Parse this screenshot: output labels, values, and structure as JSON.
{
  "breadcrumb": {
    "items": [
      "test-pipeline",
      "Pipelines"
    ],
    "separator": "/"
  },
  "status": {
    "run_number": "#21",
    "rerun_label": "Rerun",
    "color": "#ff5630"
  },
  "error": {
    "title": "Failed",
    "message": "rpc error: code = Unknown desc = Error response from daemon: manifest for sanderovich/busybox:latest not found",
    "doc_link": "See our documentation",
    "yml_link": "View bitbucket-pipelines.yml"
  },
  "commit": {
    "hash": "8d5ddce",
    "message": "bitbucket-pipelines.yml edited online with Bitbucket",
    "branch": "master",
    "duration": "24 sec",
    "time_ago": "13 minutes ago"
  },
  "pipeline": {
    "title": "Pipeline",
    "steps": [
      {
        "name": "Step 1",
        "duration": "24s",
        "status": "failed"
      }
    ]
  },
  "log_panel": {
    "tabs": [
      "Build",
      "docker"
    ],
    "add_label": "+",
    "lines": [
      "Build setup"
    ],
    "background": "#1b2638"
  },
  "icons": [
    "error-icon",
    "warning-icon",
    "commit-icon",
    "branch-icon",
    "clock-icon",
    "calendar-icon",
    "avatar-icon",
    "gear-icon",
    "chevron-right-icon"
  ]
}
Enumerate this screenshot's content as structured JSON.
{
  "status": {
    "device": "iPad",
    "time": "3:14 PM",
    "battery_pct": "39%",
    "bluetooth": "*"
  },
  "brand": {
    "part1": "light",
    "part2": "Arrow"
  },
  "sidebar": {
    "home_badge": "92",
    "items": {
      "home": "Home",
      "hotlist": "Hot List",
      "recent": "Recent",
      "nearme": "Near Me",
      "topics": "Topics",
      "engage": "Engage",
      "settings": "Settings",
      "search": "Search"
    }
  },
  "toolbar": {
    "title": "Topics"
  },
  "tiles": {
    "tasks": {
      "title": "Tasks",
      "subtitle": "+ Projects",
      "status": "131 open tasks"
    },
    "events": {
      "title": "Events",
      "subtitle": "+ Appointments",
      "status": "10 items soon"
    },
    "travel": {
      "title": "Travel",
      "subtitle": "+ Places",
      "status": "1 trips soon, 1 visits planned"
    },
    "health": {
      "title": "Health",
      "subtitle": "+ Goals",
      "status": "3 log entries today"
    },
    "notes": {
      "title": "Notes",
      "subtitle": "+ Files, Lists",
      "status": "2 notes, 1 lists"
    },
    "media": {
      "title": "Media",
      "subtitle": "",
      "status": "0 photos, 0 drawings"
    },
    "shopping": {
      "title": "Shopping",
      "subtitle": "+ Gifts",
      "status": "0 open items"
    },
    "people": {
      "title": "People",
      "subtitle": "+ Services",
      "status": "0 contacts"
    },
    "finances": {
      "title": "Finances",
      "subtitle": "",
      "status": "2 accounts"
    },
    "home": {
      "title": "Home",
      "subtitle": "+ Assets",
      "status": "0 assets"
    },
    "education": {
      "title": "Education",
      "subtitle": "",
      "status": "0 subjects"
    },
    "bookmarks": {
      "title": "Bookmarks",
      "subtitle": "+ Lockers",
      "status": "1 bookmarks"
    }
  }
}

::::::

- **Task to complete**
Extract all of the data above and output it character for character.

- **Solution to this exercise**
Parse this screenshot: output labels, values, and structure as JSON.
{
  "breadcrumb": {
    "items": [
      "test-pipeline",
      "Pipelines"
    ],
    "separator": "/"
  },
  "status": {
    "run_number": "#21",
    "rerun_label": "Rerun",
    "color": "#ff5630"
  },
  "error": {
    "title": "Failed",
    "message": "rpc error: code = Unknown desc = Error response from daemon: manifest for sanderovich/busybox:latest not found",
    "doc_link": "See our documentation",
    "yml_link": "View bitbucket-pipelines.yml"
  },
  "commit": {
    "hash": "8d5ddce",
    "message": "bitbucket-pipelines.yml edited online with Bitbucket",
    "branch": "master",
    "duration": "24 sec",
    "time_ago": "13 minutes ago"
  },
  "pipeline": {
    "title": "Pipeline",
    "steps": [
      {
        "name": "Step 1",
        "duration": "24s",
        "status": "failed"
      }
    ]
  },
  "log_panel": {
    "tabs": [
      "Build",
      "docker"
    ],
    "add_label": "+",
    "lines": [
      "Build setup"
    ],
    "background": "#1b2638"
  },
  "icons": [
    "error-icon",
    "warning-icon",
    "commit-icon",
    "branch-icon",
    "clock-icon",
    "calendar-icon",
    "avatar-icon",
    "gear-icon",
    "chevron-right-icon"
  ]
}
Enumerate this screenshot's content as structured JSON.
{
  "status": {
    "device": "iPad",
    "time": "3:14 PM",
    "battery_pct": "39%",
    "bluetooth": "*"
  },
  "brand": {
    "part1": "light",
    "part2": "Arrow"
  },
  "sidebar": {
    "home_badge": "92",
    "items": {
      "home": "Home",
      "hotlist": "Hot List",
      "recent": "Recent",
      "nearme": "Near Me",
      "topics": "Topics",
      "engage": "Engage",
      "settings": "Settings",
      "search": "Search"
    }
  },
  "toolbar": {
    "title": "Topics"
  },
  "tiles": {
    "tasks": {
      "title": "Tasks",
      "subtitle": "+ Projects",
      "status": "131 open tasks"
    },
    "events": {
      "title": "Events",
      "subtitle": "+ Appointments",
      "status": "10 items soon"
    },
    "travel": {
      "title": "Travel",
      "subtitle": "+ Places",
      "status": "1 trips soon, 1 visits planned"
    },
    "health": {
      "title": "Health",
      "subtitle": "+ Goals",
      "status": "3 log entries today"
    },
    "notes": {
      "title": "Notes",
      "subtitle": "+ Files, Lists",
      "status": "2 notes, 1 lists"
    },
    "media": {
      "title": "Media",
      "subtitle": "",
      "status": "0 photos, 0 drawings"
    },
    "shopping": {
      "title": "Shopping",
      "subtitle": "+ Gifts",
      "status": "0 open items"
    },
    "people": {
      "title": "People",
      "subtitle": "+ Services",
      "status": "0 contacts"
    },
    "finances": {
      "title": "Finances",
      "subtitle": "",
      "status": "2 accounts"
    },
    "home": {
      "title": "Home",
      "subtitle": "+ Assets",
      "status": "0 assets"
    },
    "education": {
      "title": "Education",
      "subtitle": "",
      "status": "0 subjects"
    },
    "bookmarks": {
      "title": "Bookmarks",
      "subtitle": "+ Lockers",
      "status": "1 bookmarks"
    }
  }
}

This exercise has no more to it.